DO THIS: Copy every entry exactly.

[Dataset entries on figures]
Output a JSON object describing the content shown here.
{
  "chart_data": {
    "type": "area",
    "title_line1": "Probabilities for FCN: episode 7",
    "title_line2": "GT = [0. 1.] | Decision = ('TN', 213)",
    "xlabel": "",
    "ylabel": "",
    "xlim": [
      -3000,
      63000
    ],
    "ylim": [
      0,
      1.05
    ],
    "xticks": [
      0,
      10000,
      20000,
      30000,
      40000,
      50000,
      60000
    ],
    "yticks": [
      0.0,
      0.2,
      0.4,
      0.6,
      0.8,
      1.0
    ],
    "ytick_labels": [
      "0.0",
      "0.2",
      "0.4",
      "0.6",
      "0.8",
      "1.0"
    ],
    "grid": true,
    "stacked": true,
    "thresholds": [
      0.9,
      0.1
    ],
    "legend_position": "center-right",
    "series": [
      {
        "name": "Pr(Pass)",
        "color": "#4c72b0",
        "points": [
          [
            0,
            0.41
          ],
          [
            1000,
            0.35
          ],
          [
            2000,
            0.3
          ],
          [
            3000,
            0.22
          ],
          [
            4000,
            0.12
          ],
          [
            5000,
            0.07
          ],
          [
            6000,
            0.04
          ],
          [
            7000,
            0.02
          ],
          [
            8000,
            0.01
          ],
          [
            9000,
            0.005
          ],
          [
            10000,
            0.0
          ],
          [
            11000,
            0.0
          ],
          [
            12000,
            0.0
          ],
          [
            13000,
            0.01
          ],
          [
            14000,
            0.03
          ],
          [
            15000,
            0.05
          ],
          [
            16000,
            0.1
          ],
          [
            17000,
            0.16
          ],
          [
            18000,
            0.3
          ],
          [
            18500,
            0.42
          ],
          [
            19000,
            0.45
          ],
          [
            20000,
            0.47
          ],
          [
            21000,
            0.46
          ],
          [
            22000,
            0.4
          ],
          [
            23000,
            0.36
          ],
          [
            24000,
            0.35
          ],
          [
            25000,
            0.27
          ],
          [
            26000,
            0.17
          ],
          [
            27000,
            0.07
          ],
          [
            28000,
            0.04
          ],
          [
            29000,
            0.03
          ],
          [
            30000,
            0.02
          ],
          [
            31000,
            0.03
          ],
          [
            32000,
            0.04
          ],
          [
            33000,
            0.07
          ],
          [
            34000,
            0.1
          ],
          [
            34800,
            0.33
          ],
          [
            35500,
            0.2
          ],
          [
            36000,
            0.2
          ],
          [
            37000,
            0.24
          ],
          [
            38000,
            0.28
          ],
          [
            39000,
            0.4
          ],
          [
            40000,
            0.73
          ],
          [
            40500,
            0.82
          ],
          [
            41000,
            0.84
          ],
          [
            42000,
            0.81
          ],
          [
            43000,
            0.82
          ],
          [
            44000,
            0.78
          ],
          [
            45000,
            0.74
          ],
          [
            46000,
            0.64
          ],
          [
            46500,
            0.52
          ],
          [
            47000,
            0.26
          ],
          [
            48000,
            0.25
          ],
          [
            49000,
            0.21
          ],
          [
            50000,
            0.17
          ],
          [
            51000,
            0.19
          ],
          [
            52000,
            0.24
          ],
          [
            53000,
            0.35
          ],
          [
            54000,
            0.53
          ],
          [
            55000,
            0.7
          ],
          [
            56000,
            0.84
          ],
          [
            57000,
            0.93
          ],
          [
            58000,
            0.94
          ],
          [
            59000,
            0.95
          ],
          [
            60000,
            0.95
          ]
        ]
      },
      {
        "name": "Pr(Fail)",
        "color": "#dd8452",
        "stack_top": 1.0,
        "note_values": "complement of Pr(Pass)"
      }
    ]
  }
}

EXERCISE ANSWER:
Output a JSON object describing the content shown here.
{
  "chart_data": {
    "type": "area",
    "title_line1": "Probabilities for FCN: episode 7",
    "title_line2": "GT = [0. 1.] | Decision = ('TN', 213)",
    "xlabel": "",
    "ylabel": "",
    "xlim": [
      -3000,
      63000
    ],
    "ylim": [
      0,
      1.05
    ],
    "xticks": [
      0,
      10000,
      20000,
      30000,
      40000,
      50000,
      60000
    ],
    "yticks": [
      0.0,
      0.2,
      0.4,
      0.6,
      0.8,
      1.0
    ],
    "ytick_labels": [
      "0.0",
      "0.2",
      "0.4",
      "0.6",
      "0.8",
      "1.0"
    ],
    "grid": true,
    "stacked": true,
    "thresholds": [
      0.9,
      0.1
    ],
    "legend_position": "center-right",
    "series": [
      {
        "name": "Pr(Pass)",
        "color": "#4c72b0",
        "points": [
          [
            0,
            0.41
          ],
          [
            1000,
            0.35
          ],
          [
            2000,
            0.3
          ],
          [
            3000,
            0.22
          ],
          [
            4000,
            0.12
          ],
          [
            5000,
            0.07
          ],
          [
            6000,
            0.04
          ],
          [
            7000,
            0.02
          ],
          [
            8000,
            0.01
          ],
          [
            9000,
            0.005
          ],
          [
            10000,
            0.0
          ],
          [
            11000,
            0.0
          ],
          [
            12000,
            0.0
          ],
          [
            13000,
            0.01
          ],
          [
            14000,
            0.03
          ],
          [
            15000,
            0.05
          ],
          [
            16000,
            0.1
          ],
          [
            17000,
            0.16
          ],
          [
            18000,
            0.3
          ],
          [
            18500,
            0.42
          ],
          [
            19000,
            0.45
          ],
          [
            20000,
            0.47
          ],
          [
            21000,
            0.46
          ],
          [
            22000,
            0.4
          ],
          [
            23000,
            0.36
          ],
          [
            24000,
            0.35
          ],
          [
            25000,
            0.27
          ],
          [
            26000,
            0.17
          ],
          [
            27000,
            0.07
          ],
          [
            28000,
            0.04
          ],
          [
            29000,
            0.03
          ],
          [
            30000,
            0.02
          ],
          [
            31000,
            0.03
          ],
          [
            32000,
            0.04
          ],
          [
            33000,
            0.07
          ],
          [
            34000,
            0.1
          ],
          [
            34800,
            0.33
          ],
          [
            35500,
            0.2
          ],
          [
            36000,
            0.2
          ],
          [
            37000,
            0.24
          ],
          [
            38000,
            0.28
          ],
          [
            39000,
            0.4
          ],
          [
            40000,
            0.73
          ],
          [
            40500,
            0.82
          ],
          [
            41000,
            0.84
          ],
          [
            42000,
            0.81
          ],
          [
            43000,
            0.82
          ],
          [
            44000,
            0.78
          ],
          [
            45000,
            0.74
          ],
          [
            46000,
            0.64
          ],
          [
            46500,
            0.52
          ],
          [
            47000,
            0.26
          ],
          [
            48000,
            0.25
          ],
          [
            49000,
            0.21
          ],
          [
            50000,
            0.17
          ],
          [
            51000,
            0.19
          ],
          [
            52000,
            0.24
          ],
          [
            53000,
            0.35
          ],
          [
            54000,
            0.53
          ],
          [
            55000,
            0.7
          ],
          [
            56000,
            0.84
          ],
          [
            57000,
            0.93
          ],
          [
            58000,
            0.94
          ],
          [
            59000,
            0.95
          ],
          [
            60000,
            0.95
          ]
        ]
      },
      {
        "name": "Pr(Fail)",
        "color": "#dd8452",
        "stack_top": 1.0,
        "note_values": "complement of Pr(Pass)"
      }
    ]
  }
}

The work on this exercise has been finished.